**TEXT**
▬▬▬▬▬▬▬▬▬▬

# Sad Reality -- Please Read



## RowdyKidz (Apr 2, 2009)

Hope you all don't mind I post this here, if you do, I'll gladly delete it but I just wanted to share. Sunday night a fellow teenager posted about me on this "wonderful" world of facebook. 
They said: "he's dating someone who shows goats. shes ugly and he's a --" I was pretty wound up about it because I didn't even know the people talking about me but when I thought about it... They used showing goats like it's a bad thing (funny thing is, is that one of the girls raises pigs!!) ? Hahah, my goats are my life. They give me unconditional love. Showing goats to me, could never ever be a bad thing!
I won't go into details but I was also bullied in elementary for having goats. I guess some people just don't understand. Just had to share my story, because as much as I love being a farm girl, I guess most people just disagree. I don't care. I ignored the post, laughed it off. I think someone needs to come up with some new insults! ?

▬▬▬▬▬▬▬▬▬▬

**INFORMATION PROVIDED**
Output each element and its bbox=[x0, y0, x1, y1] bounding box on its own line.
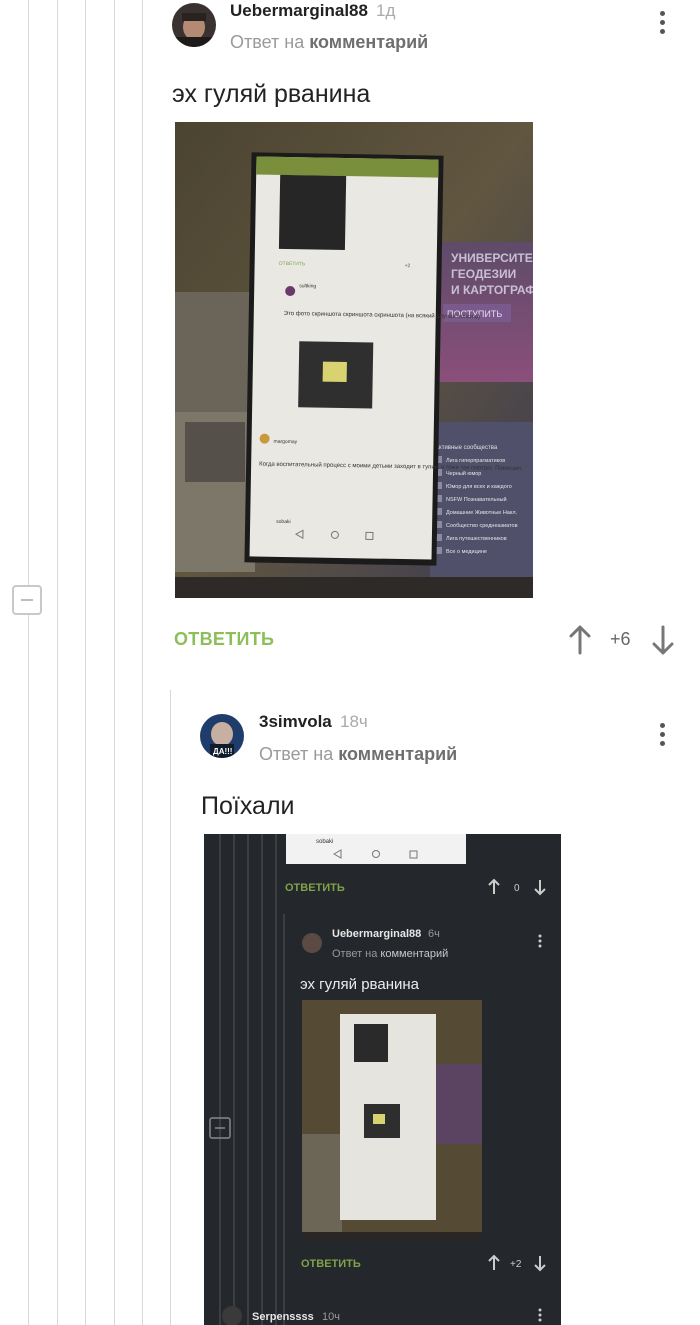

▬▬▬▬▬▬▬▬▬▬

**WHAT IS ASKED**
According to the forum post, why was the writer upset by the Facebook comment at first? Answer in one to three sentences. The lines stand on their own and are not part of the forum post.

**EXERCISE ANSWER**
The writer was upset because they didn't even know the people who were talking about them.